*What this task involves*
Rewrite all the records with every occurrence of "participant-row" swapped for "attendee-row", leaving everything else unchanged.

*Input records*
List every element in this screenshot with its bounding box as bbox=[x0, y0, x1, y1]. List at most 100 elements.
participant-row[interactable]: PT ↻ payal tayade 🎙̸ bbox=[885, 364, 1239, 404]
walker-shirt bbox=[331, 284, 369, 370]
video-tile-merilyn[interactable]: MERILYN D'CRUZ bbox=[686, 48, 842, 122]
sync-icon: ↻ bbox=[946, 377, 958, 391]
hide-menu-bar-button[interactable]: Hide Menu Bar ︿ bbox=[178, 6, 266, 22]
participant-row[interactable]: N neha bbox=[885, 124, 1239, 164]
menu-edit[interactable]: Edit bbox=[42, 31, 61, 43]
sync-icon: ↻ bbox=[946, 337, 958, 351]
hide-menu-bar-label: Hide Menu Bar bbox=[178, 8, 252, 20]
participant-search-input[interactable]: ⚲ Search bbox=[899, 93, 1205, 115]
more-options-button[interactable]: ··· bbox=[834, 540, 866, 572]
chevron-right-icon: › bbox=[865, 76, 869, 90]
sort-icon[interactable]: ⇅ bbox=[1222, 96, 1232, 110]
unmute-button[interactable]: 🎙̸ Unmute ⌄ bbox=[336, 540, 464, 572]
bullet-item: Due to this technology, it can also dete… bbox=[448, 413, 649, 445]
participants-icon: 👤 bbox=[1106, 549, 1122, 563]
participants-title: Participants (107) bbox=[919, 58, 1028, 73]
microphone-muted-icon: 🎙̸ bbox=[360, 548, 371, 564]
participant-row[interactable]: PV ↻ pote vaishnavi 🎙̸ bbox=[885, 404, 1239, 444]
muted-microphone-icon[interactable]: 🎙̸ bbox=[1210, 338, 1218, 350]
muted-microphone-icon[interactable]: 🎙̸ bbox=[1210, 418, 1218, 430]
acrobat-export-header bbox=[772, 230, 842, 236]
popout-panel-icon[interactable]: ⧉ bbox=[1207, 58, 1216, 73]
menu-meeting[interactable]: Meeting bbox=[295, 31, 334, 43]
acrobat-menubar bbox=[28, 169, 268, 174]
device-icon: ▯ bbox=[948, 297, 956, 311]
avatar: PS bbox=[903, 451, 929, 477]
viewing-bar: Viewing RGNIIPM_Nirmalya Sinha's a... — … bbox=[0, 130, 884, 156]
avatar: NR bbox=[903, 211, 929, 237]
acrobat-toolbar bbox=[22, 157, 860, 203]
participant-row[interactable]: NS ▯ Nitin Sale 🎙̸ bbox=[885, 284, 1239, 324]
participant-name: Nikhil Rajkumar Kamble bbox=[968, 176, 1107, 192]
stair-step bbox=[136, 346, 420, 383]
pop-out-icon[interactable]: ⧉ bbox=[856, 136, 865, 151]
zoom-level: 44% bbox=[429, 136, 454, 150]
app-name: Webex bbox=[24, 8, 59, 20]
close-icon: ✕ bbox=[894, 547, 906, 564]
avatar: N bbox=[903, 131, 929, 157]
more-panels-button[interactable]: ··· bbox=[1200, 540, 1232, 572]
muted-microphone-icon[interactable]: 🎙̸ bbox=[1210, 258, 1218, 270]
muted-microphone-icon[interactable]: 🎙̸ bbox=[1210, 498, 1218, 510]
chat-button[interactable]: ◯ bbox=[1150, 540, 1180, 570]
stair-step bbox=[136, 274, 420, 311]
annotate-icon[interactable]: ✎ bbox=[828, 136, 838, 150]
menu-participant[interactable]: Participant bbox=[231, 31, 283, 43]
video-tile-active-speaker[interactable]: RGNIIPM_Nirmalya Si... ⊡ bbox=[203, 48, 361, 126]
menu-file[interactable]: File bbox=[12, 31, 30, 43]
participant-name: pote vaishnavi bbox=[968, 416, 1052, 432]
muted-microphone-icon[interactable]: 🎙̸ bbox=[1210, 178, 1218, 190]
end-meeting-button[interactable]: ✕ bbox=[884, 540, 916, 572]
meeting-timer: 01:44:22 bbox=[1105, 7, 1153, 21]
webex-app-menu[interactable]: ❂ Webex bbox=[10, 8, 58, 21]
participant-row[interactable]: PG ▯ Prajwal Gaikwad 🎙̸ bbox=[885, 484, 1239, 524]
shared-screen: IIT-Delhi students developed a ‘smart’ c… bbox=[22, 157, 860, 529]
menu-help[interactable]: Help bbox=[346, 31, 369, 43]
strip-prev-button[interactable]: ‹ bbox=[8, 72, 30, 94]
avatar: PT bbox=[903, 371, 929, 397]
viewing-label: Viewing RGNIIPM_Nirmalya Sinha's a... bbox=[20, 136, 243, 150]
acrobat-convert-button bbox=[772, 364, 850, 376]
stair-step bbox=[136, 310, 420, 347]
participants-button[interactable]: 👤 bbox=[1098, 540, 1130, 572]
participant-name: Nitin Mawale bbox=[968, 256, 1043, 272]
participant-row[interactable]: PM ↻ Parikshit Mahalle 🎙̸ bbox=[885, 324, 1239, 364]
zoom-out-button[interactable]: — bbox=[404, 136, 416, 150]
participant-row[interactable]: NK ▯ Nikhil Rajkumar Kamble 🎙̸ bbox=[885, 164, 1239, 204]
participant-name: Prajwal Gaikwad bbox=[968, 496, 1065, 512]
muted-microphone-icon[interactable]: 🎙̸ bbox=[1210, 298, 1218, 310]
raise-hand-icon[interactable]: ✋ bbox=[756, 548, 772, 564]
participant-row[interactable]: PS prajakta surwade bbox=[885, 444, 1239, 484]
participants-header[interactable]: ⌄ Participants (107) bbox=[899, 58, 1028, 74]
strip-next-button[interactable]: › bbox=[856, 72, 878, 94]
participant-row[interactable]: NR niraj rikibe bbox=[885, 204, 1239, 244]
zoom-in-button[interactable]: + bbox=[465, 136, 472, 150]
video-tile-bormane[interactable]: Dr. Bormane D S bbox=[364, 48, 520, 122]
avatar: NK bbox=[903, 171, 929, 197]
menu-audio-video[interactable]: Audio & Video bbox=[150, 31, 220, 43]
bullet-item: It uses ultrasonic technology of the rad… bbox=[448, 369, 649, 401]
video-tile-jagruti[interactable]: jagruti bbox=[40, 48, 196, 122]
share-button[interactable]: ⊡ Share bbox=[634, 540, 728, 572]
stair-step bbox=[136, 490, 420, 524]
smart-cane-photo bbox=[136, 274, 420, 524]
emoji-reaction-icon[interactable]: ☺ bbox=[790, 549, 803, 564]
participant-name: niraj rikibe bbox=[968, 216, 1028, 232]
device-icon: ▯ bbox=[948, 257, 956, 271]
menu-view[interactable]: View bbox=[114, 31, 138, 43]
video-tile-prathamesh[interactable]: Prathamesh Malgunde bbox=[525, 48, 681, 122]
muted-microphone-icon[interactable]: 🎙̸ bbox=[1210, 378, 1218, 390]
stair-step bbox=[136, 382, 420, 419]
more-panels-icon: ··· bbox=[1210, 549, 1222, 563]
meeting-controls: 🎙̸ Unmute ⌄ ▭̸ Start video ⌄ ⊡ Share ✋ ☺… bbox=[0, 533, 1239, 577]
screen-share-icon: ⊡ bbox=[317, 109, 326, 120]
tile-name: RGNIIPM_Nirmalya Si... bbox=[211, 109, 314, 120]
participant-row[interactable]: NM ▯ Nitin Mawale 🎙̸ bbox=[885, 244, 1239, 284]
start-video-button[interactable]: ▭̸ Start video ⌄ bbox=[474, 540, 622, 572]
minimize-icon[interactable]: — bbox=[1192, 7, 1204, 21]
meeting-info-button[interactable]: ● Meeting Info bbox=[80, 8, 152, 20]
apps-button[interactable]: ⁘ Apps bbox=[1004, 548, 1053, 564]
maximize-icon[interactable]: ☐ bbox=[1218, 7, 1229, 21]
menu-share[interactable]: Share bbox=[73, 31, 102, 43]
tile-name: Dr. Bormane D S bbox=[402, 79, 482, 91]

*The answer*
List every element in this screenshot with its bounding box as bbox=[x0, y0, x1, y1]. List at most 100 elements.
attendee-row[interactable]: PT ↻ payal tayade 🎙̸ bbox=[885, 364, 1239, 404]
walker-shirt bbox=[331, 284, 369, 370]
video-tile-merilyn[interactable]: MERILYN D'CRUZ bbox=[686, 48, 842, 122]
sync-icon: ↻ bbox=[946, 377, 958, 391]
hide-menu-bar-button[interactable]: Hide Menu Bar ︿ bbox=[178, 6, 266, 22]
attendee-row[interactable]: N neha bbox=[885, 124, 1239, 164]
menu-edit[interactable]: Edit bbox=[42, 31, 61, 43]
sync-icon: ↻ bbox=[946, 337, 958, 351]
hide-menu-bar-label: Hide Menu Bar bbox=[178, 8, 252, 20]
participant-search-input[interactable]: ⚲ Search bbox=[899, 93, 1205, 115]
more-options-button[interactable]: ··· bbox=[834, 540, 866, 572]
chevron-right-icon: › bbox=[865, 76, 869, 90]
sort-icon[interactable]: ⇅ bbox=[1222, 96, 1232, 110]
unmute-button[interactable]: 🎙̸ Unmute ⌄ bbox=[336, 540, 464, 572]
bullet-item: Due to this technology, it can also dete… bbox=[448, 413, 649, 445]
participants-icon: 👤 bbox=[1106, 549, 1122, 563]
participants-title: Participants (107) bbox=[919, 58, 1028, 73]
microphone-muted-icon: 🎙̸ bbox=[360, 548, 371, 564]
attendee-row[interactable]: PV ↻ pote vaishnavi 🎙̸ bbox=[885, 404, 1239, 444]
muted-microphone-icon[interactable]: 🎙̸ bbox=[1210, 338, 1218, 350]
muted-microphone-icon[interactable]: 🎙̸ bbox=[1210, 418, 1218, 430]
acrobat-export-header bbox=[772, 230, 842, 236]
popout-panel-icon[interactable]: ⧉ bbox=[1207, 58, 1216, 73]
menu-meeting[interactable]: Meeting bbox=[295, 31, 334, 43]
acrobat-menubar bbox=[28, 169, 268, 174]
device-icon: ▯ bbox=[948, 297, 956, 311]
avatar: PS bbox=[903, 451, 929, 477]
viewing-bar: Viewing RGNIIPM_Nirmalya Sinha's a... — … bbox=[0, 130, 884, 156]
avatar: NR bbox=[903, 211, 929, 237]
acrobat-toolbar bbox=[22, 157, 860, 203]
attendee-row[interactable]: NS ▯ Nitin Sale 🎙̸ bbox=[885, 284, 1239, 324]
participant-name: Nikhil Rajkumar Kamble bbox=[968, 176, 1107, 192]
stair-step bbox=[136, 346, 420, 383]
pop-out-icon[interactable]: ⧉ bbox=[856, 136, 865, 151]
zoom-level: 44% bbox=[429, 136, 454, 150]
app-name: Webex bbox=[24, 8, 59, 20]
close-icon: ✕ bbox=[894, 547, 906, 564]
avatar: N bbox=[903, 131, 929, 157]
more-panels-button[interactable]: ··· bbox=[1200, 540, 1232, 572]
muted-microphone-icon[interactable]: 🎙̸ bbox=[1210, 258, 1218, 270]
muted-microphone-icon[interactable]: 🎙̸ bbox=[1210, 498, 1218, 510]
chat-button[interactable]: ◯ bbox=[1150, 540, 1180, 570]
stair-step bbox=[136, 274, 420, 311]
annotate-icon[interactable]: ✎ bbox=[828, 136, 838, 150]
menu-participant[interactable]: Participant bbox=[231, 31, 283, 43]
video-tile-active-speaker[interactable]: RGNIIPM_Nirmalya Si... ⊡ bbox=[203, 48, 361, 126]
menu-file[interactable]: File bbox=[12, 31, 30, 43]
participant-name: pote vaishnavi bbox=[968, 416, 1052, 432]
muted-microphone-icon[interactable]: 🎙̸ bbox=[1210, 178, 1218, 190]
end-meeting-button[interactable]: ✕ bbox=[884, 540, 916, 572]
meeting-timer: 01:44:22 bbox=[1105, 7, 1153, 21]
webex-app-menu[interactable]: ❂ Webex bbox=[10, 8, 58, 21]
attendee-row[interactable]: PG ▯ Prajwal Gaikwad 🎙̸ bbox=[885, 484, 1239, 524]
shared-screen: IIT-Delhi students developed a ‘smart’ c… bbox=[22, 157, 860, 529]
menu-help[interactable]: Help bbox=[346, 31, 369, 43]
strip-prev-button[interactable]: ‹ bbox=[8, 72, 30, 94]
avatar: PT bbox=[903, 371, 929, 397]
viewing-label: Viewing RGNIIPM_Nirmalya Sinha's a... bbox=[20, 136, 243, 150]
acrobat-convert-button bbox=[772, 364, 850, 376]
stair-step bbox=[136, 310, 420, 347]
participants-button[interactable]: 👤 bbox=[1098, 540, 1130, 572]
participant-name: Nitin Mawale bbox=[968, 256, 1043, 272]
attendee-row[interactable]: PM ↻ Parikshit Mahalle 🎙̸ bbox=[885, 324, 1239, 364]
zoom-out-button[interactable]: — bbox=[404, 136, 416, 150]
attendee-row[interactable]: NK ▯ Nikhil Rajkumar Kamble 🎙̸ bbox=[885, 164, 1239, 204]
participant-name: Prajwal Gaikwad bbox=[968, 496, 1065, 512]
muted-microphone-icon[interactable]: 🎙̸ bbox=[1210, 298, 1218, 310]
raise-hand-icon[interactable]: ✋ bbox=[756, 548, 772, 564]
attendee-row[interactable]: PS prajakta surwade bbox=[885, 444, 1239, 484]
participants-header[interactable]: ⌄ Participants (107) bbox=[899, 58, 1028, 74]
strip-next-button[interactable]: › bbox=[856, 72, 878, 94]
attendee-row[interactable]: NR niraj rikibe bbox=[885, 204, 1239, 244]
zoom-in-button[interactable]: + bbox=[465, 136, 472, 150]
video-tile-bormane[interactable]: Dr. Bormane D S bbox=[364, 48, 520, 122]
avatar: NK bbox=[903, 171, 929, 197]
menu-audio-video[interactable]: Audio & Video bbox=[150, 31, 220, 43]
bullet-item: It uses ultrasonic technology of the rad… bbox=[448, 369, 649, 401]
video-tile-jagruti[interactable]: jagruti bbox=[40, 48, 196, 122]
share-button[interactable]: ⊡ Share bbox=[634, 540, 728, 572]
stair-step bbox=[136, 490, 420, 524]
smart-cane-photo bbox=[136, 274, 420, 524]
emoji-reaction-icon[interactable]: ☺ bbox=[790, 549, 803, 564]
participant-name: niraj rikibe bbox=[968, 216, 1028, 232]
device-icon: ▯ bbox=[948, 257, 956, 271]
menu-view[interactable]: View bbox=[114, 31, 138, 43]
video-tile-prathamesh[interactable]: Prathamesh Malgunde bbox=[525, 48, 681, 122]
muted-microphone-icon[interactable]: 🎙̸ bbox=[1210, 378, 1218, 390]
stair-step bbox=[136, 382, 420, 419]
more-panels-icon: ··· bbox=[1210, 549, 1222, 563]
meeting-controls: 🎙̸ Unmute ⌄ ▭̸ Start video ⌄ ⊡ Share ✋ ☺… bbox=[0, 533, 1239, 577]
screen-share-icon: ⊡ bbox=[317, 109, 326, 120]
tile-name: RGNIIPM_Nirmalya Si... bbox=[211, 109, 314, 120]
attendee-row[interactable]: NM ▯ Nitin Mawale 🎙̸ bbox=[885, 244, 1239, 284]
start-video-button[interactable]: ▭̸ Start video ⌄ bbox=[474, 540, 622, 572]
minimize-icon[interactable]: — bbox=[1192, 7, 1204, 21]
meeting-info-button[interactable]: ● Meeting Info bbox=[80, 8, 152, 20]
apps-button[interactable]: ⁘ Apps bbox=[1004, 548, 1053, 564]
maximize-icon[interactable]: ☐ bbox=[1218, 7, 1229, 21]
menu-share[interactable]: Share bbox=[73, 31, 102, 43]
tile-name: Dr. Bormane D S bbox=[402, 79, 482, 91]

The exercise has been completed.